* Objective *
Return every record exactly as written.

* Exercise material *

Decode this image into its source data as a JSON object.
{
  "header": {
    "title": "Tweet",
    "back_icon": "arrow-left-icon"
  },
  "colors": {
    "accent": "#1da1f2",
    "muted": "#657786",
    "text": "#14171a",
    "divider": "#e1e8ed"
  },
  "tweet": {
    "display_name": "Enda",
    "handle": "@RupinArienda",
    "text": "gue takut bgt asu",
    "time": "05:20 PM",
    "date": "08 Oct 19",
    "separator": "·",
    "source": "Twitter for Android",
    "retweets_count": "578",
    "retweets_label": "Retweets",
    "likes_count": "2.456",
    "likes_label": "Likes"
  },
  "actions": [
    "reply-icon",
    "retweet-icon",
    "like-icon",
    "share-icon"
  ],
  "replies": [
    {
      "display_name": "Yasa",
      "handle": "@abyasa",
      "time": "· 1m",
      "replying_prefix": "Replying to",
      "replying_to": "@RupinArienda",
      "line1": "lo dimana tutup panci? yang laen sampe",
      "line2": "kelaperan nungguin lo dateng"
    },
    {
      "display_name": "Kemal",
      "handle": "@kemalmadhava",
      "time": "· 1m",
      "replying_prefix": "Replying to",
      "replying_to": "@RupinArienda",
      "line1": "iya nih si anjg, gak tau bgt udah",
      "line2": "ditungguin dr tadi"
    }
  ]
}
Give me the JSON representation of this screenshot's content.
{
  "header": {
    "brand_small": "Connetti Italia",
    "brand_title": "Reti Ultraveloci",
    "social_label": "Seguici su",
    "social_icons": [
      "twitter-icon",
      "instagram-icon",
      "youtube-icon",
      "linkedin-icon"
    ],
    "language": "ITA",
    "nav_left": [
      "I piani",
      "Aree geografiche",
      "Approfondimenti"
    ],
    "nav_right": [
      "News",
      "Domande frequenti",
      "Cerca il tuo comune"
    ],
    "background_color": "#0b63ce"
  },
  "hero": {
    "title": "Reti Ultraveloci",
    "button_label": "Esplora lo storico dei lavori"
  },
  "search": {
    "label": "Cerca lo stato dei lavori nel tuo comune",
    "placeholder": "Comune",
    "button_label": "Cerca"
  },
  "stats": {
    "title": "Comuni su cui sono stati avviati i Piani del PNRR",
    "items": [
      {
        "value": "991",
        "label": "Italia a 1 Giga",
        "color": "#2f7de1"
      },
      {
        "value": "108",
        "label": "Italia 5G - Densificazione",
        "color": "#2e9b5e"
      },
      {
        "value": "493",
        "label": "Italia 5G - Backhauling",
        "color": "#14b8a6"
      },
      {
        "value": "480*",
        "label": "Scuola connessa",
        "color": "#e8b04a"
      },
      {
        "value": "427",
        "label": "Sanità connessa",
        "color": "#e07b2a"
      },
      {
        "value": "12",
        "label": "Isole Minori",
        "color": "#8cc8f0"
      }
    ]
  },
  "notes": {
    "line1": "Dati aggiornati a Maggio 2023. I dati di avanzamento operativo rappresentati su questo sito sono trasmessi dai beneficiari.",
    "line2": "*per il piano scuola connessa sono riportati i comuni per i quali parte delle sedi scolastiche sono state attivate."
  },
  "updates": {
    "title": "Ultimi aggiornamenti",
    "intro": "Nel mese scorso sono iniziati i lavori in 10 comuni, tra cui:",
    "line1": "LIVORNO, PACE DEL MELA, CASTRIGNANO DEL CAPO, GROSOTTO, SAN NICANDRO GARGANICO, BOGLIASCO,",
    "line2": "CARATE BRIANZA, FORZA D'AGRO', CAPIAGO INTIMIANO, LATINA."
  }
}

* Result of this task *
Decode this image into its source data as a JSON object.
{
  "header": {
    "title": "Tweet",
    "back_icon": "arrow-left-icon"
  },
  "colors": {
    "accent": "#1da1f2",
    "muted": "#657786",
    "text": "#14171a",
    "divider": "#e1e8ed"
  },
  "tweet": {
    "display_name": "Enda",
    "handle": "@RupinArienda",
    "text": "gue takut bgt asu",
    "time": "05:20 PM",
    "date": "08 Oct 19",
    "separator": "·",
    "source": "Twitter for Android",
    "retweets_count": "578",
    "retweets_label": "Retweets",
    "likes_count": "2.456",
    "likes_label": "Likes"
  },
  "actions": [
    "reply-icon",
    "retweet-icon",
    "like-icon",
    "share-icon"
  ],
  "replies": [
    {
      "display_name": "Yasa",
      "handle": "@abyasa",
      "time": "· 1m",
      "replying_prefix": "Replying to",
      "replying_to": "@RupinArienda",
      "line1": "lo dimana tutup panci? yang laen sampe",
      "line2": "kelaperan nungguin lo dateng"
    },
    {
      "display_name": "Kemal",
      "handle": "@kemalmadhava",
      "time": "· 1m",
      "replying_prefix": "Replying to",
      "replying_to": "@RupinArienda",
      "line1": "iya nih si anjg, gak tau bgt udah",
      "line2": "ditungguin dr tadi"
    }
  ]
}
Give me the JSON representation of this screenshot's content.
{
  "header": {
    "brand_small": "Connetti Italia",
    "brand_title": "Reti Ultraveloci",
    "social_label": "Seguici su",
    "social_icons": [
      "twitter-icon",
      "instagram-icon",
      "youtube-icon",
      "linkedin-icon"
    ],
    "language": "ITA",
    "nav_left": [
      "I piani",
      "Aree geografiche",
      "Approfondimenti"
    ],
    "nav_right": [
      "News",
      "Domande frequenti",
      "Cerca il tuo comune"
    ],
    "background_color": "#0b63ce"
  },
  "hero": {
    "title": "Reti Ultraveloci",
    "button_label": "Esplora lo storico dei lavori"
  },
  "search": {
    "label": "Cerca lo stato dei lavori nel tuo comune",
    "placeholder": "Comune",
    "button_label": "Cerca"
  },
  "stats": {
    "title": "Comuni su cui sono stati avviati i Piani del PNRR",
    "items": [
      {
        "value": "991",
        "label": "Italia a 1 Giga",
        "color": "#2f7de1"
      },
      {
        "value": "108",
        "label": "Italia 5G - Densificazione",
        "color": "#2e9b5e"
      },
      {
        "value": "493",
        "label": "Italia 5G - Backhauling",
        "color": "#14b8a6"
      },
      {
        "value": "480*",
        "label": "Scuola connessa",
        "color": "#e8b04a"
      },
      {
        "value": "427",
        "label": "Sanità connessa",
        "color": "#e07b2a"
      },
      {
        "value": "12",
        "label": "Isole Minori",
        "color": "#8cc8f0"
      }
    ]
  },
  "notes": {
    "line1": "Dati aggiornati a Maggio 2023. I dati di avanzamento operativo rappresentati su questo sito sono trasmessi dai beneficiari.",
    "line2": "*per il piano scuola connessa sono riportati i comuni per i quali parte delle sedi scolastiche sono state attivate."
  },
  "updates": {
    "title": "Ultimi aggiornamenti",
    "intro": "Nel mese scorso sono iniziati i lavori in 10 comuni, tra cui:",
    "line1": "LIVORNO, PACE DEL MELA, CASTRIGNANO DEL CAPO, GROSOTTO, SAN NICANDRO GARGANICO, BOGLIASCO,",
    "line2": "CARATE BRIANZA, FORZA D'AGRO', CAPIAGO INTIMIANO, LATINA."
  }
}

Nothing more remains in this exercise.